■ Text segment:
+ + + + + + +

Perhaps some do possess extrasensory perception, but I posit that what they own is a keen understanding of both history and human behavior. Their ability to foretell the future is born from a belief that history is often repeated and human reaction to events is mostly predictable. The variables are the tools and technology then available or perceived possible. It is the creative use of these changes that become great reading.

 

That men do not learn very much from the lessons of history is the most important of all the lessons of history.

Aldus Huxley

 

One of my favorite books, Brave New World by Aldus Huxley, 1932, found success by illuminating a dystopian future of sedating drugs and high tech mothering systems. The central theme, and central to nearly all of human existence, is the friction between those with power and those without. Mr. Huxley predicted that human control, or mass compliance, could be gained with sedation as opposed to the end of a gun. The goal is the same, subjugate the masses; only the tools are different. Fortunately, we have no evidence that mass sedation is taking place. Yet, some argue that sedation is possible using other means.


What appears to motivate writers such as Huxley, is some concern as to how technology will alter human behavior. What is the consequence of a young human baby being raised by sterol robotic hands? What part of the human psyche will forever be lost when deprived of an actual mother’s touch? We, the reader, are left to grapple with the scenario. Deep down, a fear rumbles through us; the future is possible if not inevitable.


Mr. Huxley’s future would have required some significant computing power, which we have today. ‘Modeling’ programs containing millions of lines of code and many thousands of variables are created to predict the future. Its powerful technology allowing one to simply change a few variables to see the effect for tomorrow, next year, or even a hundred years from now. Or at least that is the promise.

+ + + + + + +

■ Dataset content:
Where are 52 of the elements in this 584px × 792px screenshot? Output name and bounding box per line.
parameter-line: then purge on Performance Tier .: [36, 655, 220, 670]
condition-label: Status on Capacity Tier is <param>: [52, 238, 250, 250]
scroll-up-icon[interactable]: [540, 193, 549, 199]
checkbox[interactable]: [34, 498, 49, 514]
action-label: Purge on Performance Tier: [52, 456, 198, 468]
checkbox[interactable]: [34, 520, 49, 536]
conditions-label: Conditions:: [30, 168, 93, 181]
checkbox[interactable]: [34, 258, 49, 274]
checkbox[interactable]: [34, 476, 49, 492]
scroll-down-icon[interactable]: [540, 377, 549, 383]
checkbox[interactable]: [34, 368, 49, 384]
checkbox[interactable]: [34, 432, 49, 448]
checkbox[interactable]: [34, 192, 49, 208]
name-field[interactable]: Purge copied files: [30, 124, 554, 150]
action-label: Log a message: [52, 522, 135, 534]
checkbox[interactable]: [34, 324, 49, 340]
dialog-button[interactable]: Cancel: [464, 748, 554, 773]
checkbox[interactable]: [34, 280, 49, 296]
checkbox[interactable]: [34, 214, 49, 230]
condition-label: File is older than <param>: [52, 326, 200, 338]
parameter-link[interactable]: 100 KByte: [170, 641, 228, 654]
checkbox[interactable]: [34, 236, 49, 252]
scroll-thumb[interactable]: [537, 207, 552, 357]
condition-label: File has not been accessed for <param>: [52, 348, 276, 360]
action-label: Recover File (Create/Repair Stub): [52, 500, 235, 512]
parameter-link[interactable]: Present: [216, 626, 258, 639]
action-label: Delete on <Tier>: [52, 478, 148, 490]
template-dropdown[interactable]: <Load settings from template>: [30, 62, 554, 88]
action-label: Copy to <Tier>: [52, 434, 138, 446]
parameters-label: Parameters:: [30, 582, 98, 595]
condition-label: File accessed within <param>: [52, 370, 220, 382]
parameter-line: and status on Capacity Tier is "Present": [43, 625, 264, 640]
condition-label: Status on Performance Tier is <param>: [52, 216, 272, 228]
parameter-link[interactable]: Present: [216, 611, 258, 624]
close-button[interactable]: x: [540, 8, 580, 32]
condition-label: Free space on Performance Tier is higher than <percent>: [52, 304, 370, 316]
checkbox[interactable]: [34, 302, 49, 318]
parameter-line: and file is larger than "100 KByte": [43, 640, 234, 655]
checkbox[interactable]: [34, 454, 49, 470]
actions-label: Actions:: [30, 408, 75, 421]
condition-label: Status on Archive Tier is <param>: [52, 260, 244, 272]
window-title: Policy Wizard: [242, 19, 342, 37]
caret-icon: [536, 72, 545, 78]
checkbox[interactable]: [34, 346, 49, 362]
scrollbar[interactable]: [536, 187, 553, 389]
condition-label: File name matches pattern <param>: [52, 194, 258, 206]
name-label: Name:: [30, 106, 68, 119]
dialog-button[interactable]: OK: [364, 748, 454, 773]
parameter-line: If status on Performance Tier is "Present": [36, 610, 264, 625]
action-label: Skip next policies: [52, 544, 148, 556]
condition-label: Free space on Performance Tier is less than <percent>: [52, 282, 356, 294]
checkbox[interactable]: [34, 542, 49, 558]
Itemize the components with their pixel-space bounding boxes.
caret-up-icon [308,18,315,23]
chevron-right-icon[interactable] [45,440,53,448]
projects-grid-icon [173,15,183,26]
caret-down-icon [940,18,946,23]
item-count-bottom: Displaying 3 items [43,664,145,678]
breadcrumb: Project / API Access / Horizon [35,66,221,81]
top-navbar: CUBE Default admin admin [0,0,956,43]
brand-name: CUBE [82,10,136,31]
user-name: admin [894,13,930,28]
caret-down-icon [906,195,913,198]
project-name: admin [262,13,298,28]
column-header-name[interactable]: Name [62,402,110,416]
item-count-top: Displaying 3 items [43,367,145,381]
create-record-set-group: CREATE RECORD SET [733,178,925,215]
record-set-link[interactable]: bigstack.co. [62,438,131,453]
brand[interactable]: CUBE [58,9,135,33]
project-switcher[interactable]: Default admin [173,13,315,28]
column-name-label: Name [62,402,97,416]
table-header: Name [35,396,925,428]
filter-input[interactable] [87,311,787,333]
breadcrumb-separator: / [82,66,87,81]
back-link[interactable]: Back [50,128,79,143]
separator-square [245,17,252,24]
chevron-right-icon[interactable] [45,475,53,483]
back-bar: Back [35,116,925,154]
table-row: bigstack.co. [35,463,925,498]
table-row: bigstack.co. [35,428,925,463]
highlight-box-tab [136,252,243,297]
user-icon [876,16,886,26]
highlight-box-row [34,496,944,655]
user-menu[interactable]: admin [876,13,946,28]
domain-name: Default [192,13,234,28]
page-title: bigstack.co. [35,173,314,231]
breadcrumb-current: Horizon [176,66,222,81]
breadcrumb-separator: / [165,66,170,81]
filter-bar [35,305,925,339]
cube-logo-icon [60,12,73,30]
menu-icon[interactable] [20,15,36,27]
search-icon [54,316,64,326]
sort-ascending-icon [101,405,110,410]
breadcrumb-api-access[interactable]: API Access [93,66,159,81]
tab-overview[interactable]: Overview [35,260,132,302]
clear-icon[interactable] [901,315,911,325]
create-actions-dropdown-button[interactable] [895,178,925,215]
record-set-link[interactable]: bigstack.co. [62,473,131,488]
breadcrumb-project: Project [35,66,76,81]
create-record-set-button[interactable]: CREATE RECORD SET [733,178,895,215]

+ + + + + + +

■ Task instructions: Could you transcribe the passage about Aldous Huxley and predicting the future above, word for word and in full?

■ Output of the task:
Perhaps some do possess extrasensory perception, but I posit that what they own is a keen understanding of both history and human behavior. Their ability to foretell the future is born from a belief that history is often repeated and human reaction to events is mostly predictable. The variables are the tools and technology then available or perceived possible. It is the creative use of these changes that become great reading.

 

That men do not learn very much from the lessons of history is the most important of all the lessons of history.

Aldus Huxley

 

One of my favorite books, Brave New World by Aldus Huxley, 1932, found success by illuminating a dystopian future of sedating drugs and high tech mothering systems. The central theme, and central to nearly all of human existence, is the friction between those with power and those without. Mr. Huxley predicted that human control, or mass compliance, could be gained with sedation as opposed to the end of a gun. The goal is the same, subjugate the masses; only the tools are different. Fortunately, we have no evidence that mass sedation is taking place. Yet, some argue that sedation is possible using other means.


What appears to motivate writers such as Huxley, is some concern as to how technology will alter human behavior. What is the consequence of a young human baby being raised by sterol robotic hands? What part of the human psyche will forever be lost when deprived of an actual mother’s touch? We, the reader, are left to grapple with the scenario. Deep down, a fear rumbles through us; the future is possible if not inevitable.


Mr. Huxley’s future would have required some significant computing power, which we have today. ‘Modeling’ programs containing millions of lines of code and many thousands of variables are created to predict the future. Its powerful technology allowing one to simply change a few variables to see the effect for tomorrow, next year, or even a hundred years from now. Or at least that is the promise.